§ **Work to be completed**
Pictures appear in the records below; write out everything else exactly.

§ **Records for this task**
# # # # #
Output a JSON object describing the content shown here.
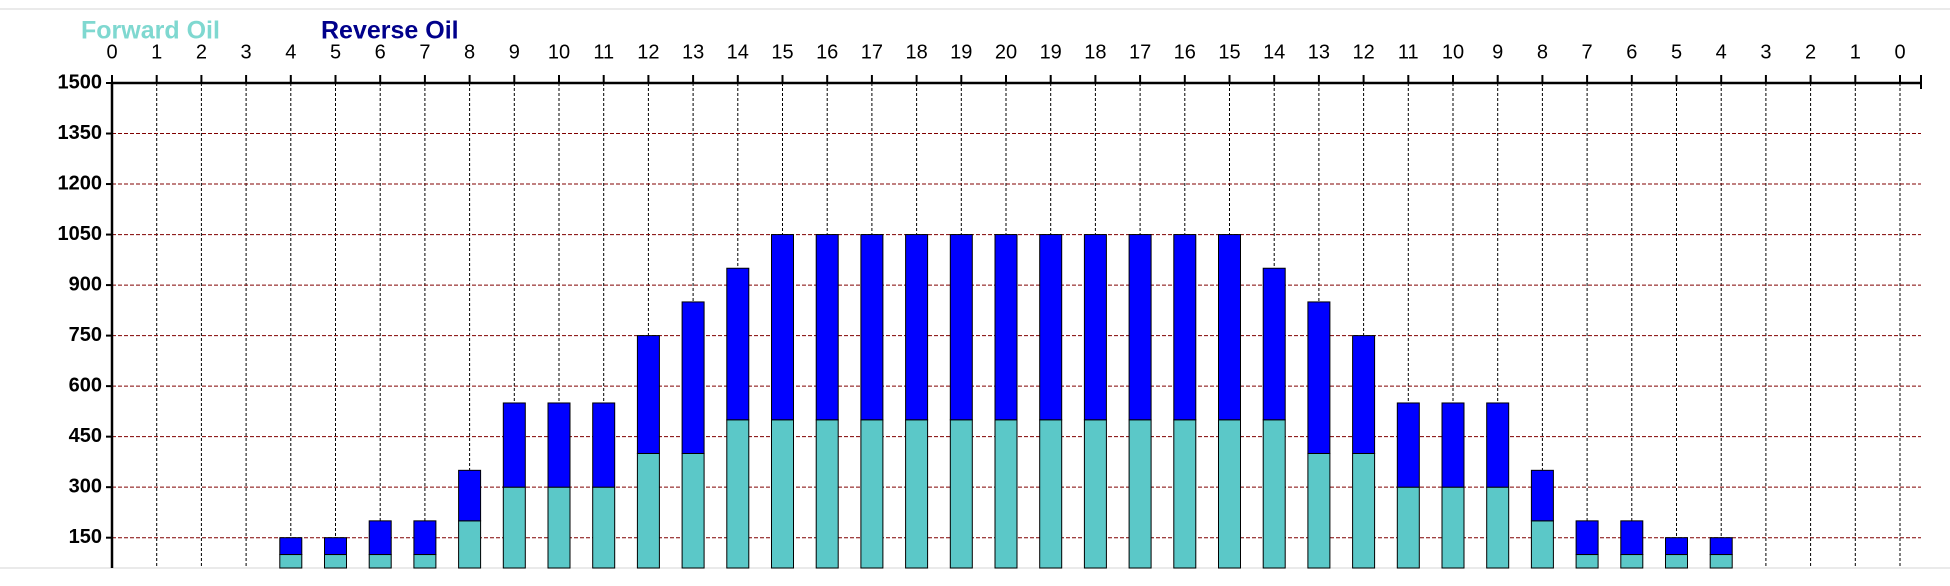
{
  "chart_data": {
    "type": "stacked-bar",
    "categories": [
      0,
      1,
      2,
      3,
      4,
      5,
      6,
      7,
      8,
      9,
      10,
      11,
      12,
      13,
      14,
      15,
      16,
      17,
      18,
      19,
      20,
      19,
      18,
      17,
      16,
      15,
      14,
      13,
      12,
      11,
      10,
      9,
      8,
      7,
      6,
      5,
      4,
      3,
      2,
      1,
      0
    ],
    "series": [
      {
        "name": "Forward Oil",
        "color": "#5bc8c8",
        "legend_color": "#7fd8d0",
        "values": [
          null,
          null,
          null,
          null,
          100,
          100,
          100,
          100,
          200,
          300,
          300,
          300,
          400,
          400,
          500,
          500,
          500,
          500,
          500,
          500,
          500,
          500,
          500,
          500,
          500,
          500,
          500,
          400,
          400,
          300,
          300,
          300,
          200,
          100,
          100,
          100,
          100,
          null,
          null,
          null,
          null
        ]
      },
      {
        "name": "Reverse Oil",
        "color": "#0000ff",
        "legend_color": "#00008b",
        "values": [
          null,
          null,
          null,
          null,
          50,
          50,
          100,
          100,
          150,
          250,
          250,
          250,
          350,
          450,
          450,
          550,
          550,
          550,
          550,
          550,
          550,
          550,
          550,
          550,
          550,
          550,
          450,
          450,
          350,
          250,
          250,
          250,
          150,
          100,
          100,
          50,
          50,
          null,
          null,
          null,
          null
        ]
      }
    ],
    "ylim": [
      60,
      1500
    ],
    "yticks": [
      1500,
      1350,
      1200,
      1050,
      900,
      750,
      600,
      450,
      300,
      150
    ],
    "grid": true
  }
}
# # # # #
§ **Response to this task**
Output a JSON object describing the content shown here.
{
  "chart_data": {
    "type": "stacked-bar",
    "categories": [
      0,
      1,
      2,
      3,
      4,
      5,
      6,
      7,
      8,
      9,
      10,
      11,
      12,
      13,
      14,
      15,
      16,
      17,
      18,
      19,
      20,
      19,
      18,
      17,
      16,
      15,
      14,
      13,
      12,
      11,
      10,
      9,
      8,
      7,
      6,
      5,
      4,
      3,
      2,
      1,
      0
    ],
    "series": [
      {
        "name": "Forward Oil",
        "color": "#5bc8c8",
        "legend_color": "#7fd8d0",
        "values": [
          null,
          null,
          null,
          null,
          100,
          100,
          100,
          100,
          200,
          300,
          300,
          300,
          400,
          400,
          500,
          500,
          500,
          500,
          500,
          500,
          500,
          500,
          500,
          500,
          500,
          500,
          500,
          400,
          400,
          300,
          300,
          300,
          200,
          100,
          100,
          100,
          100,
          null,
          null,
          null,
          null
        ]
      },
      {
        "name": "Reverse Oil",
        "color": "#0000ff",
        "legend_color": "#00008b",
        "values": [
          null,
          null,
          null,
          null,
          50,
          50,
          100,
          100,
          150,
          250,
          250,
          250,
          350,
          450,
          450,
          550,
          550,
          550,
          550,
          550,
          550,
          550,
          550,
          550,
          550,
          550,
          450,
          450,
          350,
          250,
          250,
          250,
          150,
          100,
          100,
          50,
          50,
          null,
          null,
          null,
          null
        ]
      }
    ],
    "ylim": [
      60,
      1500
    ],
    "yticks": [
      1500,
      1350,
      1200,
      1050,
      900,
      750,
      600,
      450,
      300,
      150
    ],
    "grid": true
  }
}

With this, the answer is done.